**Listed entries**
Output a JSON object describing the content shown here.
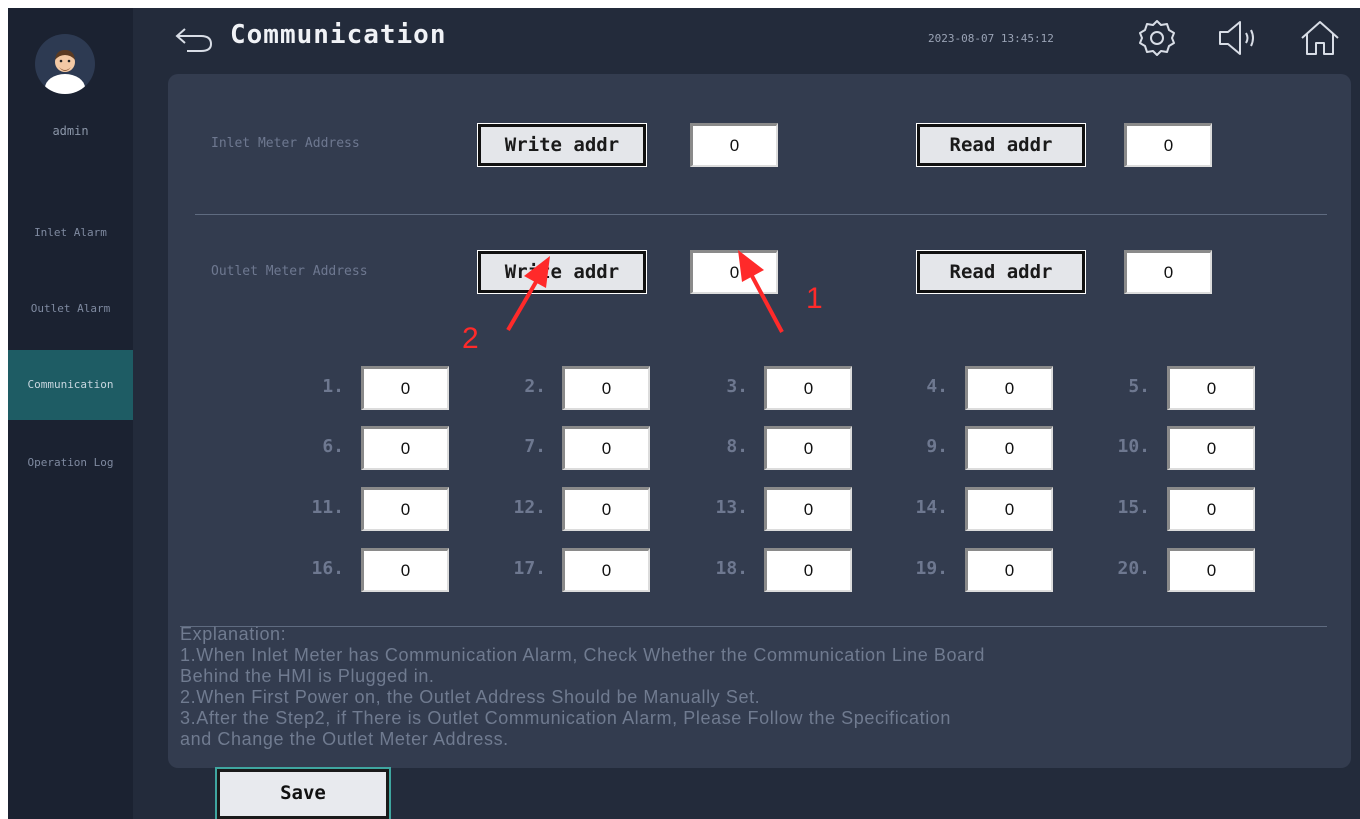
{
  "colors": {
    "accent": "#1e5c64",
    "background": "#232b3b",
    "panel": "#333c4f",
    "annotation": "#ff2a2a"
  },
  "sidebar": {
    "username": "admin",
    "items": [
      {
        "label": "Inlet Alarm",
        "active": false
      },
      {
        "label": "Outlet Alarm",
        "active": false
      },
      {
        "label": "Communication",
        "active": true
      },
      {
        "label": "Operation Log",
        "active": false
      }
    ]
  },
  "header": {
    "title": "Communication",
    "datetime": "2023-08-07 13:45:12",
    "icons": [
      "back-icon",
      "gear-icon",
      "speaker-icon",
      "home-icon"
    ]
  },
  "inlet": {
    "label": "Inlet Meter Address",
    "write_label": "Write addr",
    "write_value": "0",
    "read_label": "Read addr",
    "read_value": "0"
  },
  "outlet": {
    "label": "Outlet Meter Address",
    "write_label": "Write addr",
    "write_value": "0",
    "read_label": "Read addr",
    "read_value": "0"
  },
  "addresses": [
    {
      "label": "1.",
      "value": "0"
    },
    {
      "label": "2.",
      "value": "0"
    },
    {
      "label": "3.",
      "value": "0"
    },
    {
      "label": "4.",
      "value": "0"
    },
    {
      "label": "5.",
      "value": "0"
    },
    {
      "label": "6.",
      "value": "0"
    },
    {
      "label": "7.",
      "value": "0"
    },
    {
      "label": "8.",
      "value": "0"
    },
    {
      "label": "9.",
      "value": "0"
    },
    {
      "label": "10.",
      "value": "0"
    },
    {
      "label": "11.",
      "value": "0"
    },
    {
      "label": "12.",
      "value": "0"
    },
    {
      "label": "13.",
      "value": "0"
    },
    {
      "label": "14.",
      "value": "0"
    },
    {
      "label": "15.",
      "value": "0"
    },
    {
      "label": "16.",
      "value": "0"
    },
    {
      "label": "17.",
      "value": "0"
    },
    {
      "label": "18.",
      "value": "0"
    },
    {
      "label": "19.",
      "value": "0"
    },
    {
      "label": "20.",
      "value": "0"
    }
  ],
  "explanation": {
    "lines": [
      "Explanation:",
      "1.When Inlet Meter has Communication Alarm, Check Whether  the Communication Line Board",
      "Behind the HMI is Plugged in.",
      "2.When First Power on, the Outlet Address Should be Manually Set.",
      "3.After the Step2, if There is Outlet Communication Alarm, Please Follow the Specification",
      "and Change the Outlet Meter Address."
    ]
  },
  "save_label": "Save",
  "annotations": {
    "one": "1",
    "two": "2"
  }
}
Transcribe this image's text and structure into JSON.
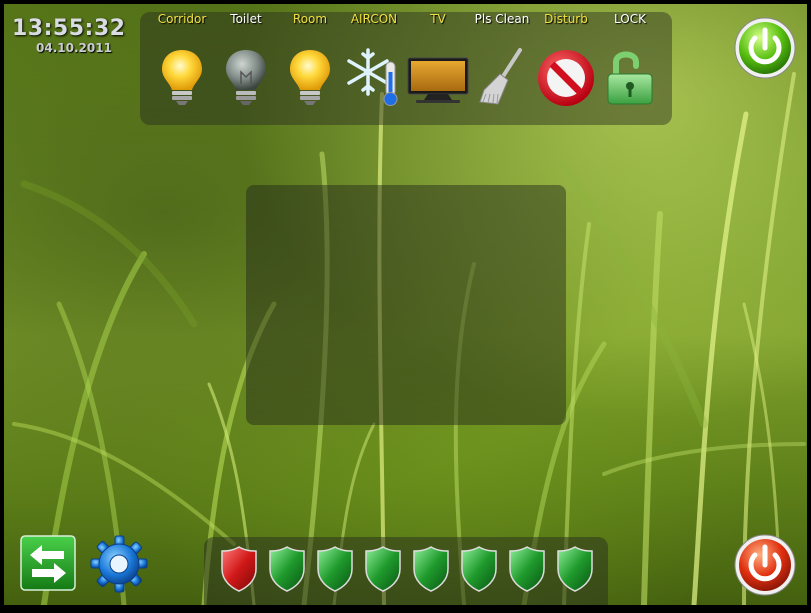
{
  "clock": {
    "time": "13:55:32",
    "date": "04.10.2011"
  },
  "controls": [
    {
      "label": "Corridor",
      "icon": "bulb-on-icon",
      "label_color": "#f0e040",
      "state": "on"
    },
    {
      "label": "Toilet",
      "icon": "bulb-off-icon",
      "label_color": "#ffffff",
      "state": "off"
    },
    {
      "label": "Room",
      "icon": "bulb-on-icon",
      "label_color": "#f0e040",
      "state": "on"
    },
    {
      "label": "AIRCON",
      "icon": "snowflake-thermometer-icon",
      "label_color": "#f0e040",
      "state": "on"
    },
    {
      "label": "TV",
      "icon": "tv-icon",
      "label_color": "#f0e040",
      "state": "on"
    },
    {
      "label": "Pls Clean",
      "icon": "broom-icon",
      "label_color": "#ffffff",
      "state": "off"
    },
    {
      "label": "Disturb",
      "icon": "do-not-disturb-icon",
      "label_color": "#f0e040",
      "state": "on"
    },
    {
      "label": "LOCK",
      "icon": "unlocked-padlock-icon",
      "label_color": "#ffffff",
      "state": "off"
    }
  ],
  "shields": [
    {
      "status": "red",
      "color": "#c81818"
    },
    {
      "status": "green",
      "color": "#1f9a2c"
    },
    {
      "status": "green",
      "color": "#1f9a2c"
    },
    {
      "status": "green",
      "color": "#1f9a2c"
    },
    {
      "status": "green",
      "color": "#1f9a2c"
    },
    {
      "status": "green",
      "color": "#1f9a2c"
    },
    {
      "status": "green",
      "color": "#1f9a2c"
    },
    {
      "status": "green",
      "color": "#1f9a2c"
    }
  ],
  "colors": {
    "active_label": "#f0e040",
    "inactive_label": "#ffffff",
    "power_on_green": "#58c010",
    "power_off_red": "#e03010",
    "settings_blue": "#1a78d8"
  }
}
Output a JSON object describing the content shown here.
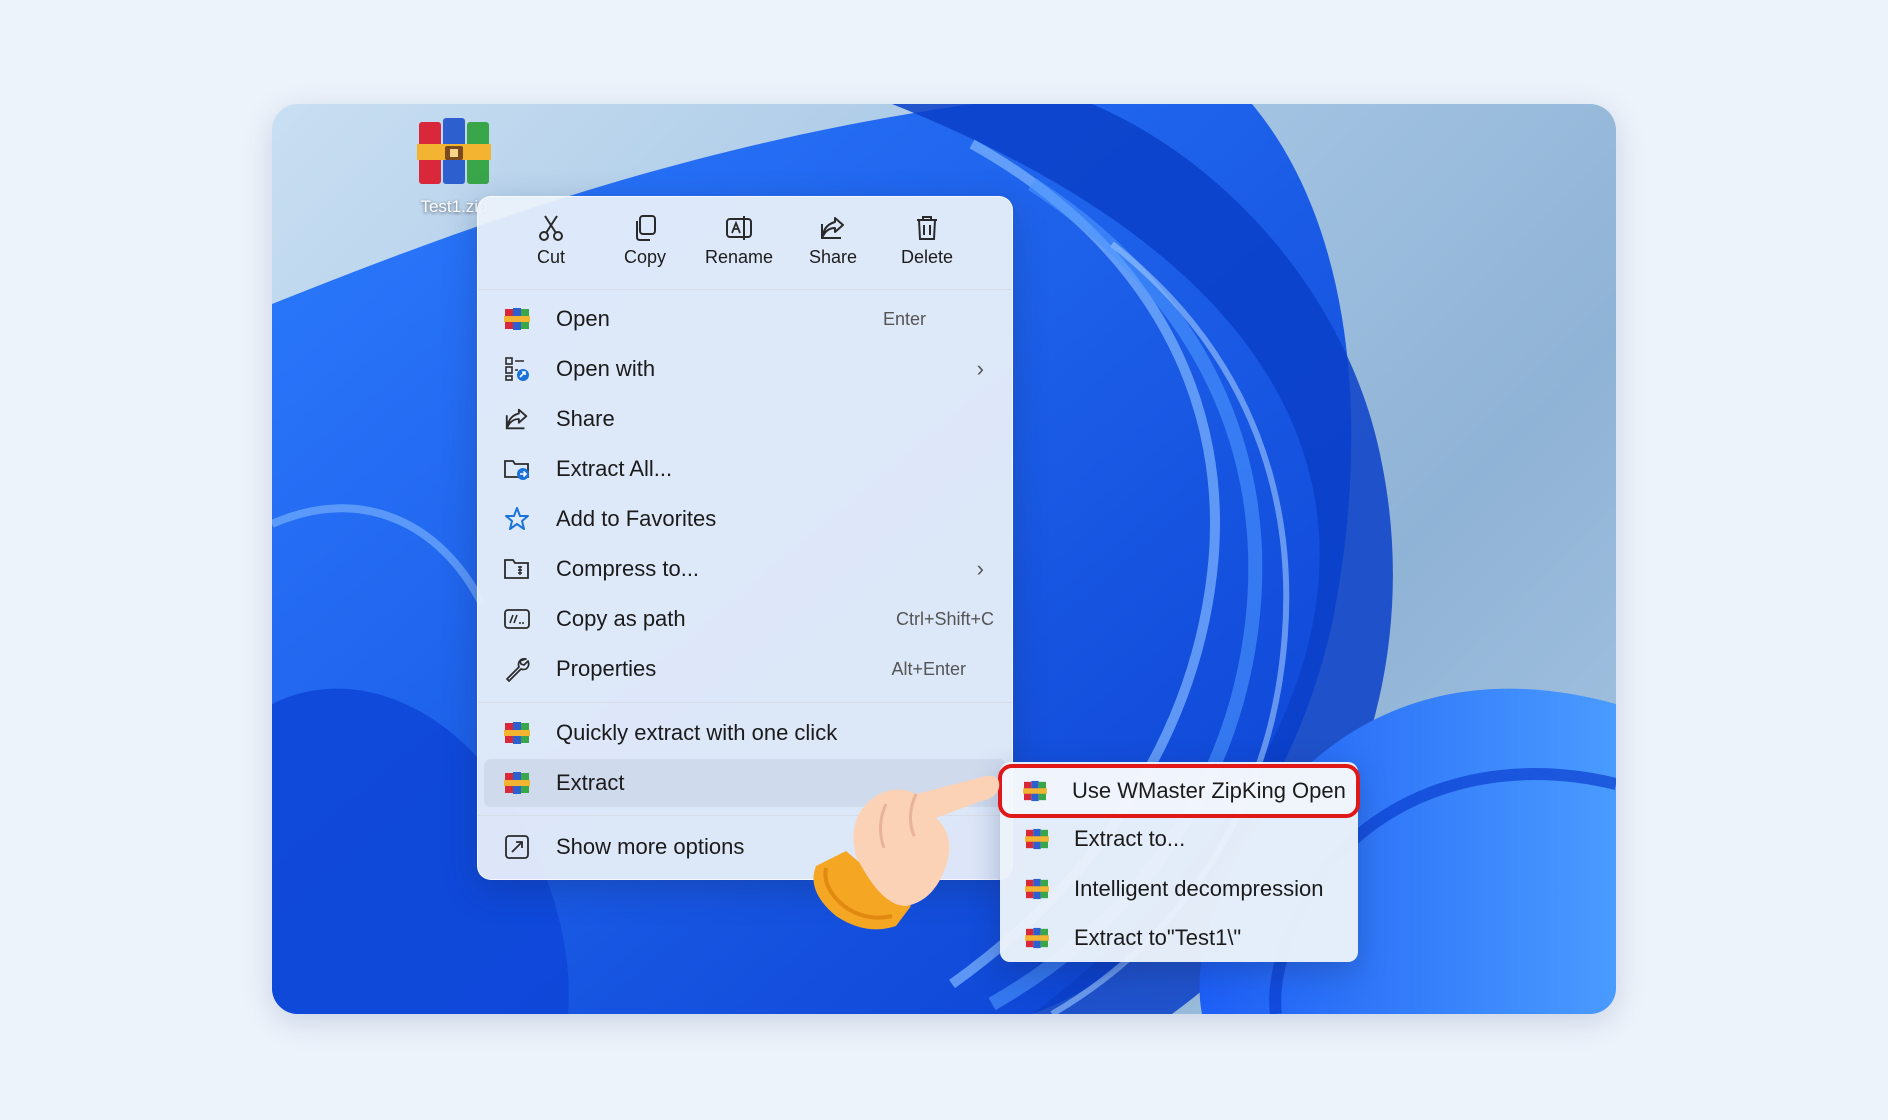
{
  "desktop": {
    "file_icon": {
      "name": "winrar-archive-icon",
      "label": "Test1.zip"
    }
  },
  "toolbar": {
    "cut": "Cut",
    "copy": "Copy",
    "rename": "Rename",
    "share": "Share",
    "delete": "Delete"
  },
  "menu": {
    "open": {
      "label": "Open",
      "shortcut": "Enter"
    },
    "open_with": {
      "label": "Open with"
    },
    "share": {
      "label": "Share"
    },
    "extract_all": {
      "label": "Extract All..."
    },
    "add_favorites": {
      "label": "Add to Favorites"
    },
    "compress": {
      "label": "Compress to..."
    },
    "copy_path": {
      "label": "Copy as path",
      "shortcut": "Ctrl+Shift+C"
    },
    "properties": {
      "label": "Properties",
      "shortcut": "Alt+Enter"
    },
    "quick_extract": {
      "label": "Quickly extract with one click"
    },
    "extract": {
      "label": "Extract"
    },
    "more_options": {
      "label": "Show more options"
    }
  },
  "submenu": {
    "use_open": {
      "label": "Use WMaster ZipKing Open"
    },
    "extract_to": {
      "label": "Extract to..."
    },
    "intelligent": {
      "label": "Intelligent decompression"
    },
    "extract_test1": {
      "label": "Extract to\"Test1\\\""
    }
  },
  "colors": {
    "highlight_border": "#e01818",
    "accent": "#1a73d9"
  }
}
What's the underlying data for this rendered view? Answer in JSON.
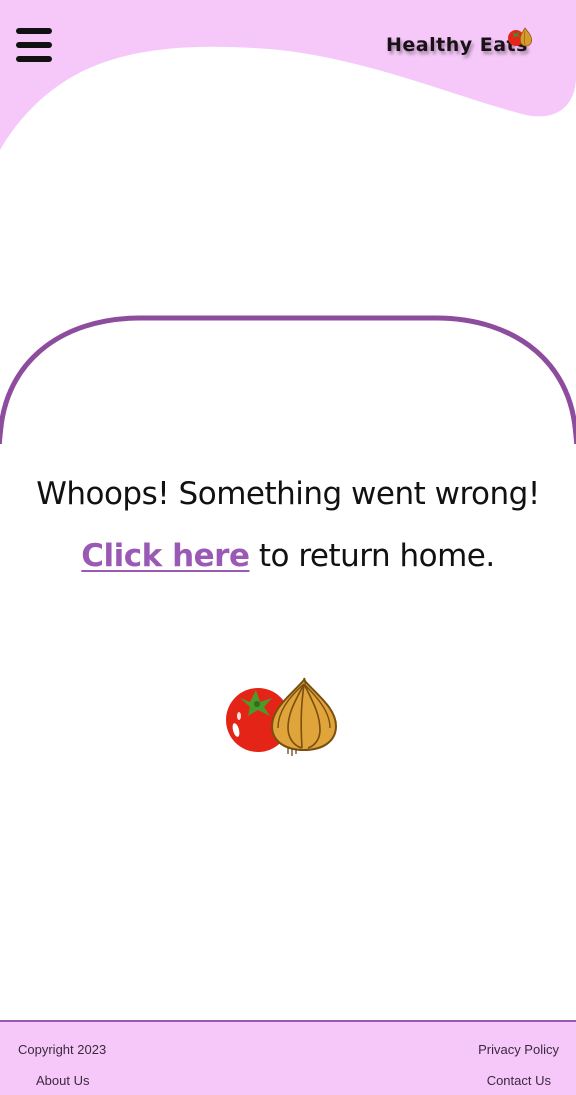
{
  "header": {
    "brand_name": "Healthy Eats",
    "menu_icon": "hamburger-menu-icon",
    "logo_icon": "tomato-onion-logo-icon",
    "background_color": "#f6c8f9"
  },
  "main": {
    "headline": "Whoops! Something went wrong!",
    "link_text": "Click here",
    "return_text": " to return home.",
    "illustration_icon": "tomato-onion-icon",
    "link_color": "#9b59b6",
    "arch_color": "#8e4c9e"
  },
  "footer": {
    "copyright": "Copyright 2023",
    "about": "About Us",
    "privacy": "Privacy Policy",
    "contact": "Contact Us",
    "background_color": "#f6c8f9",
    "border_color": "#9b59b6"
  }
}
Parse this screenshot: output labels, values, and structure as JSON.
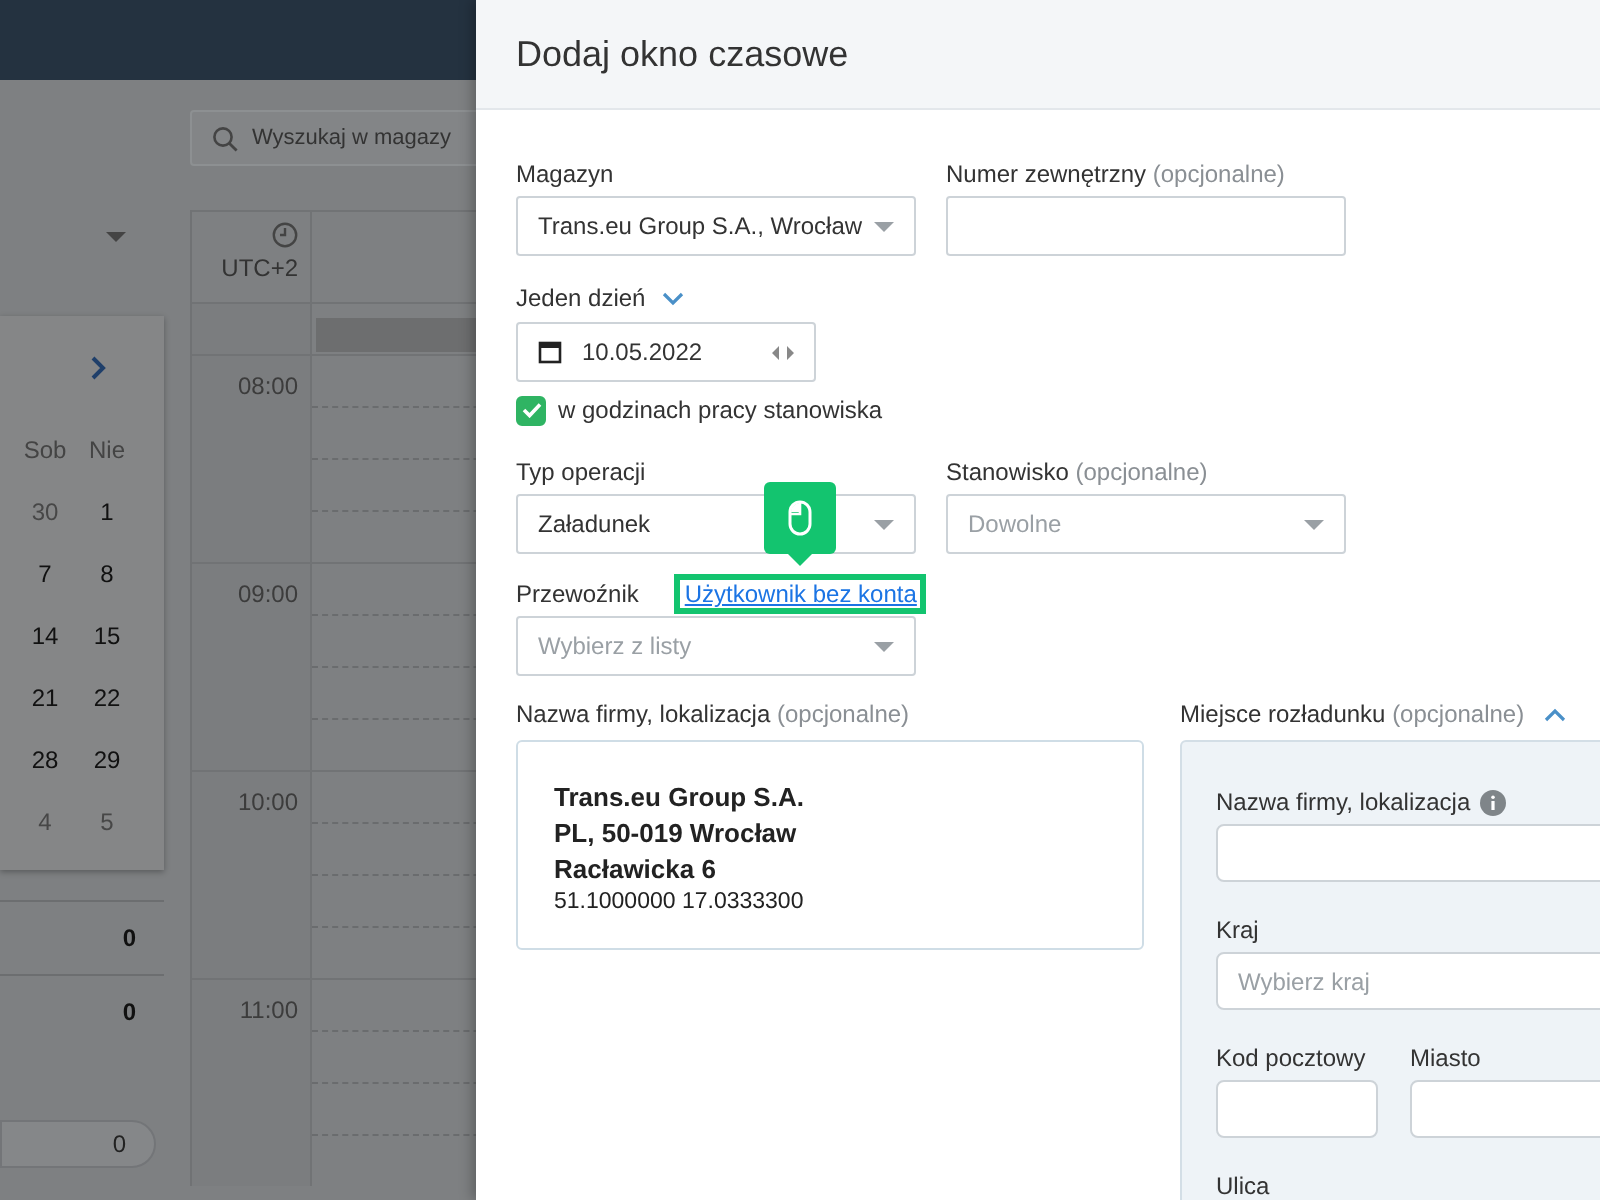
{
  "background": {
    "search_placeholder": "Wyszukaj w magazy",
    "calendar": {
      "weekdays": [
        "Sob",
        "Nie"
      ],
      "weeks": [
        [
          {
            "day": "30",
            "muted": true
          },
          {
            "day": "1",
            "muted": false
          }
        ],
        [
          {
            "day": "7",
            "muted": false
          },
          {
            "day": "8",
            "muted": false
          }
        ],
        [
          {
            "day": "14",
            "muted": false
          },
          {
            "day": "15",
            "muted": false
          }
        ],
        [
          {
            "day": "21",
            "muted": false
          },
          {
            "day": "22",
            "muted": false
          }
        ],
        [
          {
            "day": "28",
            "muted": false
          },
          {
            "day": "29",
            "muted": false
          }
        ],
        [
          {
            "day": "4",
            "muted": true
          },
          {
            "day": "5",
            "muted": true
          }
        ]
      ]
    },
    "summary": [
      "0",
      "0"
    ],
    "pills": [
      "0"
    ],
    "timezone": "UTC+2",
    "hours": [
      "08:00",
      "09:00",
      "10:00",
      "11:00"
    ]
  },
  "dialog": {
    "title": "Dodaj okno czasowe",
    "warehouse": {
      "label": "Magazyn",
      "value": "Trans.eu Group S.A., Wrocław"
    },
    "external_number": {
      "label": "Numer zewnętrzny",
      "optional": "(opcjonalne)"
    },
    "date_mode": {
      "label": "Jeden dzień",
      "expanded": false
    },
    "date": {
      "value": "10.05.2022"
    },
    "work_hours": {
      "label": "w godzinach pracy stanowiska",
      "checked": true
    },
    "operation_type": {
      "label": "Typ operacji",
      "value": "Załadunek"
    },
    "station": {
      "label": "Stanowisko",
      "optional": "(opcjonalne)",
      "placeholder": "Dowolne"
    },
    "carrier": {
      "label": "Przewoźnik",
      "link": "Użytkownik bez konta",
      "placeholder": "Wybierz z listy",
      "highlighted": true
    },
    "company": {
      "label": "Nazwa firmy, lokalizacja",
      "optional": "(opcjonalne)",
      "lines": [
        "Trans.eu Group S.A.",
        "PL, 50-019 Wrocław",
        "Racławicka 6"
      ],
      "coords": "51.1000000 17.0333300"
    },
    "unloading": {
      "label": "Miejsce rozładunku",
      "optional": "(opcjonalne)",
      "expanded": true,
      "name_label": "Nazwa firmy, lokalizacja",
      "country_label": "Kraj",
      "country_placeholder": "Wybierz kraj",
      "postal_label": "Kod pocztowy",
      "city_label": "Miasto",
      "street_label": "Ulica"
    }
  }
}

**What the task asks**
Gather up every line from the listing above in which the word "Nazwa" occurs.

**Reply to the exercise**
      "label": "Nazwa firmy, lokalizacja",
      "name_label": "Nazwa firmy, lokalizacja",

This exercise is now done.